━━━━━ Dataset extract ━━━━━

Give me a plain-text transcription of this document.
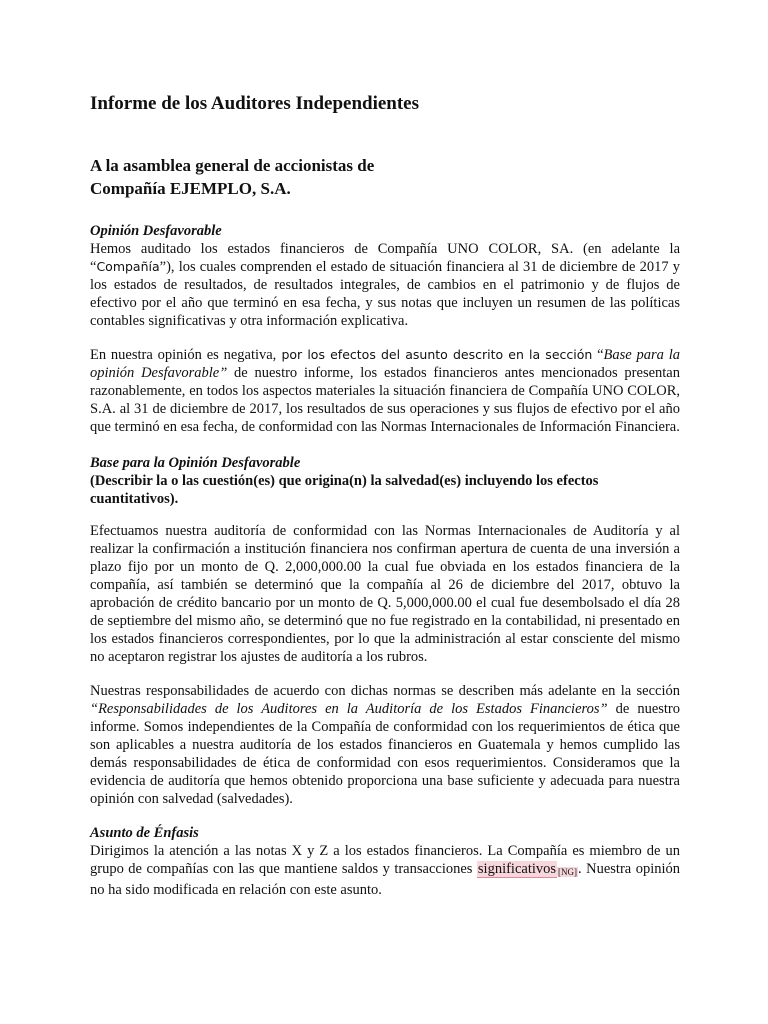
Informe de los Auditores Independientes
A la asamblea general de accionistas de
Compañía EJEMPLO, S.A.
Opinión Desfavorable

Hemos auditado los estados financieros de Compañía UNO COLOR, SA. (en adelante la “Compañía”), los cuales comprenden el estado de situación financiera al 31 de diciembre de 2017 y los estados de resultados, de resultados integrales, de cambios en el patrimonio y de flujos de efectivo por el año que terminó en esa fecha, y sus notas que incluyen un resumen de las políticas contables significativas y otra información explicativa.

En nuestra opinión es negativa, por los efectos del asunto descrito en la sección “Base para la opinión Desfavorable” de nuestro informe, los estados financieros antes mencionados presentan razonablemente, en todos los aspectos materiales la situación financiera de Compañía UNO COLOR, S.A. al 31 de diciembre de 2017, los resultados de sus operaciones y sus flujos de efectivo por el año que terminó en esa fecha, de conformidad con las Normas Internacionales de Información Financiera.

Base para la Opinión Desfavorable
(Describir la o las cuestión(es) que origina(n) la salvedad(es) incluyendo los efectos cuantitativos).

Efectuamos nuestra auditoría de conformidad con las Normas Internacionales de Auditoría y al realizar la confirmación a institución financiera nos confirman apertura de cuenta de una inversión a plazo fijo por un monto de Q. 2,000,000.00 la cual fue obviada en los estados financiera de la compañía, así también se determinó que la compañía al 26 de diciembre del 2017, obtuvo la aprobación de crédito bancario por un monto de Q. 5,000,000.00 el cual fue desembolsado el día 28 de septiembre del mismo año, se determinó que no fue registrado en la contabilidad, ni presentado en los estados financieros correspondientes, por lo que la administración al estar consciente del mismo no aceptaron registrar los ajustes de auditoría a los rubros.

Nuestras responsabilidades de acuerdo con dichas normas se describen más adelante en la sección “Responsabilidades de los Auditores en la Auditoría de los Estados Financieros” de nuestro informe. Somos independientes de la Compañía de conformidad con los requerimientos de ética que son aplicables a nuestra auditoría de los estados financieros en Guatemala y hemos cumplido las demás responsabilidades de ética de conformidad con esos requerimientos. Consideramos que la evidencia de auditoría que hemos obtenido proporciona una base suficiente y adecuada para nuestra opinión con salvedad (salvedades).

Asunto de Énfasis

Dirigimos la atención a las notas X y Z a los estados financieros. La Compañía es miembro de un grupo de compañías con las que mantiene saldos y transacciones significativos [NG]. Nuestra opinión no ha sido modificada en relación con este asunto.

━━━━━
━━━━━ Dataset extract ━━━━━

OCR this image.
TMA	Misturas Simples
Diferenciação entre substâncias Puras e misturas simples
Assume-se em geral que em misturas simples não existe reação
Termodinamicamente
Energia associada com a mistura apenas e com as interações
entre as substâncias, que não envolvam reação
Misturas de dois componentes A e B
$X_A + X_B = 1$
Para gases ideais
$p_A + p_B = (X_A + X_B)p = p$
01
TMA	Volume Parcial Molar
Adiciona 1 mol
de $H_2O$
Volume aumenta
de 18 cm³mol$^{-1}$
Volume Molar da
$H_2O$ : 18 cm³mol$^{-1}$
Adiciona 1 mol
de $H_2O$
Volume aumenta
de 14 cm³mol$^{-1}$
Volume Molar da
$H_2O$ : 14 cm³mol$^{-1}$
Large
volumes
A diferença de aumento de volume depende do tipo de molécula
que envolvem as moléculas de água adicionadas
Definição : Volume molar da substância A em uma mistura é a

━━━━━
━━━━━ Dataset extract ━━━━━

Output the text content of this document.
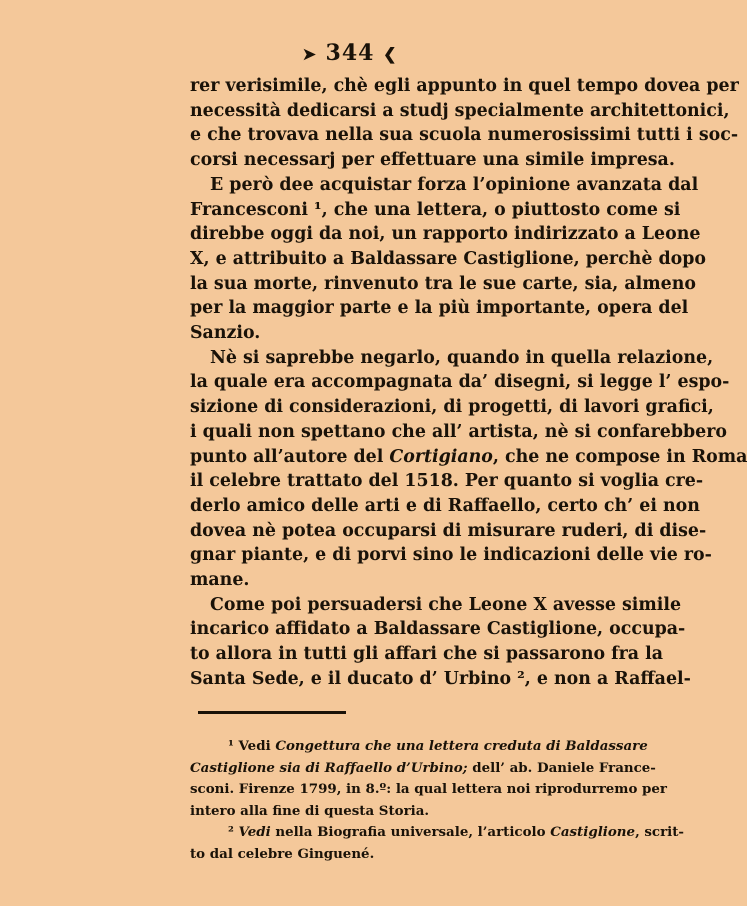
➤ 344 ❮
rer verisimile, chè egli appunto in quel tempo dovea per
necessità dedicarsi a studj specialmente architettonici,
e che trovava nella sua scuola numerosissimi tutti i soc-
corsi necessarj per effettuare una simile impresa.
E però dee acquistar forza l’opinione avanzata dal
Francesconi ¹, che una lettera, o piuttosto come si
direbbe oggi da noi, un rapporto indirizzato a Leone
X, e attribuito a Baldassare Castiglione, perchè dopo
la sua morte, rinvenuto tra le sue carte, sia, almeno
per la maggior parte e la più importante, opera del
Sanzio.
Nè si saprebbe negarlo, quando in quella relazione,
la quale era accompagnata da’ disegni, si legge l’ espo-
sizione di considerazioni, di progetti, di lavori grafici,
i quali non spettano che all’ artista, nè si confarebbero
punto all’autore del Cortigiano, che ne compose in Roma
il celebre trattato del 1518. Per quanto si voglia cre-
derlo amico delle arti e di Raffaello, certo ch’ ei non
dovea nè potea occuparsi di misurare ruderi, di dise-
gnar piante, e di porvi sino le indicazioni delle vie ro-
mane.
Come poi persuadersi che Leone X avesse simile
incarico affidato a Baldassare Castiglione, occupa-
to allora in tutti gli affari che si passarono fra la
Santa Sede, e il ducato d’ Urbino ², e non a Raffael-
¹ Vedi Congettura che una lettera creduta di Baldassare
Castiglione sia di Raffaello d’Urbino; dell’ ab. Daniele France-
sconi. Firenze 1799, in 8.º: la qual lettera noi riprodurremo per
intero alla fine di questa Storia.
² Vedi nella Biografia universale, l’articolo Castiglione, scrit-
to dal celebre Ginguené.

━━━━━

Stated task: Using the records above, pull out each line where the word "salvedad" occurs.

Complete response:
(Describir la o las cuestión(es) que origina(n) la salvedad(es) incluyendo los efectos cuantitativos).
Nuestras responsabilidades de acuerdo con dichas normas se describen más adelante en la sección “Responsabilidades de los Auditores en la Auditoría de los Estados Financieros” de nuestro informe. Somos independientes de la Compañía de conformidad con los requerimientos de ética que son aplicables a nuestra auditoría de los estados financieros en Guatemala y hemos cumplido las demás responsabilidades de ética de conformidad con esos requerimientos. Consideramos que la evidencia de auditoría que hemos obtenido proporciona una base suficiente y adecuada para nuestra opinión con salvedad (salvedades).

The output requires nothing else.